__Available records__:
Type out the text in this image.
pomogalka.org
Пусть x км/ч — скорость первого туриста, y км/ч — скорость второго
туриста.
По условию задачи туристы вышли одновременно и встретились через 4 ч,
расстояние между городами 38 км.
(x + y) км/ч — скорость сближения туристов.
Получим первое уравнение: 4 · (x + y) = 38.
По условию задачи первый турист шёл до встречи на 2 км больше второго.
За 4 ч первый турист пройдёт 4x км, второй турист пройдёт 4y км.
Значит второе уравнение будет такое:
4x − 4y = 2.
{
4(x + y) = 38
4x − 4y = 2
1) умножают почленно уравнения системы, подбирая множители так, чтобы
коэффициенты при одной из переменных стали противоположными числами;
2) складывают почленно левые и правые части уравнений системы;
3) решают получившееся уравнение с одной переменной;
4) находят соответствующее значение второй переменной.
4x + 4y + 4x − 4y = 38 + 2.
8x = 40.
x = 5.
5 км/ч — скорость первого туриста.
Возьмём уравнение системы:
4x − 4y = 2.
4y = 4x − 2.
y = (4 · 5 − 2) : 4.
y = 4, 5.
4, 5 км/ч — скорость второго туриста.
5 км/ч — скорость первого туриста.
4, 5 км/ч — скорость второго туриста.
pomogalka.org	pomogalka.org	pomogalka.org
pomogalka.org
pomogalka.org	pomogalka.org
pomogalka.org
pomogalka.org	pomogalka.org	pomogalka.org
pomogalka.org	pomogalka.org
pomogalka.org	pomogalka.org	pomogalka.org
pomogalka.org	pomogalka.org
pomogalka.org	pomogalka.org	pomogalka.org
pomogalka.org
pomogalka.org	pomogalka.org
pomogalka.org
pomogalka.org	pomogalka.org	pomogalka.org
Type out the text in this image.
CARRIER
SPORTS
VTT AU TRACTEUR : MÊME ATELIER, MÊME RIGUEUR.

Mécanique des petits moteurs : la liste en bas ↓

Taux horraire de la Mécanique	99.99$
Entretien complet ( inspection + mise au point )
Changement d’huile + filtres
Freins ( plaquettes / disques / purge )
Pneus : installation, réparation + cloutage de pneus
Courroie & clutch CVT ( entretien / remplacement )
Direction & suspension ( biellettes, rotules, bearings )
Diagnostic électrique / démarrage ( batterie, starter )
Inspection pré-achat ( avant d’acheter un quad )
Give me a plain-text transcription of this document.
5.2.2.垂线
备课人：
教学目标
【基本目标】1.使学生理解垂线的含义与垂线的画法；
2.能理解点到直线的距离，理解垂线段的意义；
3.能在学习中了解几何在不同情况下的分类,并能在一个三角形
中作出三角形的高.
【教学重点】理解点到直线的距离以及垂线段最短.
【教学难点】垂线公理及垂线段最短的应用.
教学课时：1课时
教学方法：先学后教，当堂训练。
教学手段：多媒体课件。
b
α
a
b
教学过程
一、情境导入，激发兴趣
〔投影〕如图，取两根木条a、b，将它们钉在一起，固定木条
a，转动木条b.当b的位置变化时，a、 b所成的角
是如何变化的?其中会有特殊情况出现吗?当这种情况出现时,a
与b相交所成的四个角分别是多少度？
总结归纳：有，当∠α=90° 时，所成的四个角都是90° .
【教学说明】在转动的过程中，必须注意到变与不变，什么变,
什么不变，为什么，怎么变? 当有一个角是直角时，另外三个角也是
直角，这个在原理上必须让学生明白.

__Your instructions__:
Every entry must be retyped in full, exactly as given.

__Exercise output__:
Type out the text in this image.
pomogalka.org
Пусть x км/ч — скорость первого туриста, y км/ч — скорость второго
туриста.
По условию задачи туристы вышли одновременно и встретились через 4 ч,
расстояние между городами 38 км.
(x + y) км/ч — скорость сближения туристов.
Получим первое уравнение: 4 · (x + y) = 38.
По условию задачи первый турист шёл до встречи на 2 км больше второго.
За 4 ч первый турист пройдёт 4x км, второй турист пройдёт 4y км.
Значит второе уравнение будет такое:
4x − 4y = 2.
{
4(x + y) = 38
4x − 4y = 2
1) умножают почленно уравнения системы, подбирая множители так, чтобы
коэффициенты при одной из переменных стали противоположными числами;
2) складывают почленно левые и правые части уравнений системы;
3) решают получившееся уравнение с одной переменной;
4) находят соответствующее значение второй переменной.
4x + 4y + 4x − 4y = 38 + 2.
8x = 40.
x = 5.
5 км/ч — скорость первого туриста.
Возьмём уравнение системы:
4x − 4y = 2.
4y = 4x − 2.
y = (4 · 5 − 2) : 4.
y = 4, 5.
4, 5 км/ч — скорость второго туриста.
5 км/ч — скорость первого туриста.
4, 5 км/ч — скорость второго туриста.
pomogalka.org	pomogalka.org	pomogalka.org
pomogalka.org
pomogalka.org	pomogalka.org
pomogalka.org
pomogalka.org	pomogalka.org	pomogalka.org
pomogalka.org	pomogalka.org
pomogalka.org	pomogalka.org	pomogalka.org
pomogalka.org	pomogalka.org
pomogalka.org	pomogalka.org	pomogalka.org
pomogalka.org
pomogalka.org	pomogalka.org
pomogalka.org
pomogalka.org	pomogalka.org	pomogalka.org
Type out the text in this image.
CARRIER
SPORTS
VTT AU TRACTEUR : MÊME ATELIER, MÊME RIGUEUR.

Mécanique des petits moteurs : la liste en bas ↓

Taux horraire de la Mécanique	99.99$
Entretien complet ( inspection + mise au point )
Changement d’huile + filtres
Freins ( plaquettes / disques / purge )
Pneus : installation, réparation + cloutage de pneus
Courroie & clutch CVT ( entretien / remplacement )
Direction & suspension ( biellettes, rotules, bearings )
Diagnostic électrique / démarrage ( batterie, starter )
Inspection pré-achat ( avant d’acheter un quad )
Give me a plain-text transcription of this document.
5.2.2.垂线
备课人：
教学目标
【基本目标】1.使学生理解垂线的含义与垂线的画法；
2.能理解点到直线的距离，理解垂线段的意义；
3.能在学习中了解几何在不同情况下的分类,并能在一个三角形
中作出三角形的高.
【教学重点】理解点到直线的距离以及垂线段最短.
【教学难点】垂线公理及垂线段最短的应用.
教学课时：1课时
教学方法：先学后教，当堂训练。
教学手段：多媒体课件。
b
α
a
b
教学过程
一、情境导入，激发兴趣
〔投影〕如图，取两根木条a、b，将它们钉在一起，固定木条
a，转动木条b.当b的位置变化时，a、 b所成的角
是如何变化的?其中会有特殊情况出现吗?当这种情况出现时,a
与b相交所成的四个角分别是多少度？
总结归纳：有，当∠α=90° 时，所成的四个角都是90° .
【教学说明】在转动的过程中，必须注意到变与不变，什么变,
什么不变，为什么，怎么变? 当有一个角是直角时，另外三个角也是
直角，这个在原理上必须让学生明白.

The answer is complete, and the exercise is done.